Task objective:
Render every entry exactly as it appears.

━━━ Provided data ━━━

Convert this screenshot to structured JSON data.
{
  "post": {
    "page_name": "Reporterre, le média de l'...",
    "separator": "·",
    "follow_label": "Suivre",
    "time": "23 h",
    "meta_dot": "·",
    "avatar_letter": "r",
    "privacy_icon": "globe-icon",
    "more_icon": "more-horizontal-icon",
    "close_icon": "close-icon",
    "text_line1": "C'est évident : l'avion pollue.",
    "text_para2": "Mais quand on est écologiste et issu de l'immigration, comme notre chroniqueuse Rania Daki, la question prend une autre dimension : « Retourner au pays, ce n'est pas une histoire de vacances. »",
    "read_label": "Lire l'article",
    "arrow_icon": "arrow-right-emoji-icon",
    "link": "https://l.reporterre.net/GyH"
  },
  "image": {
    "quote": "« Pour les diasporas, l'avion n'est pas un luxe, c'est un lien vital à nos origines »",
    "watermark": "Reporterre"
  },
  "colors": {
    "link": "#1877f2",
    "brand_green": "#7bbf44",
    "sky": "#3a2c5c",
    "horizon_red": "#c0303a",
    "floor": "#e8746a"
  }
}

━━━

Expected output:
Convert this screenshot to structured JSON data.
{
  "post": {
    "page_name": "Reporterre, le média de l'...",
    "separator": "·",
    "follow_label": "Suivre",
    "time": "23 h",
    "meta_dot": "·",
    "avatar_letter": "r",
    "privacy_icon": "globe-icon",
    "more_icon": "more-horizontal-icon",
    "close_icon": "close-icon",
    "text_line1": "C'est évident : l'avion pollue.",
    "text_para2": "Mais quand on est écologiste et issu de l'immigration, comme notre chroniqueuse Rania Daki, la question prend une autre dimension : « Retourner au pays, ce n'est pas une histoire de vacances. »",
    "read_label": "Lire l'article",
    "arrow_icon": "arrow-right-emoji-icon",
    "link": "https://l.reporterre.net/GyH"
  },
  "image": {
    "quote": "« Pour les diasporas, l'avion n'est pas un luxe, c'est un lien vital à nos origines »",
    "watermark": "Reporterre"
  },
  "colors": {
    "link": "#1877f2",
    "brand_green": "#7bbf44",
    "sky": "#3a2c5c",
    "horizon_red": "#c0303a",
    "floor": "#e8746a"
  }
}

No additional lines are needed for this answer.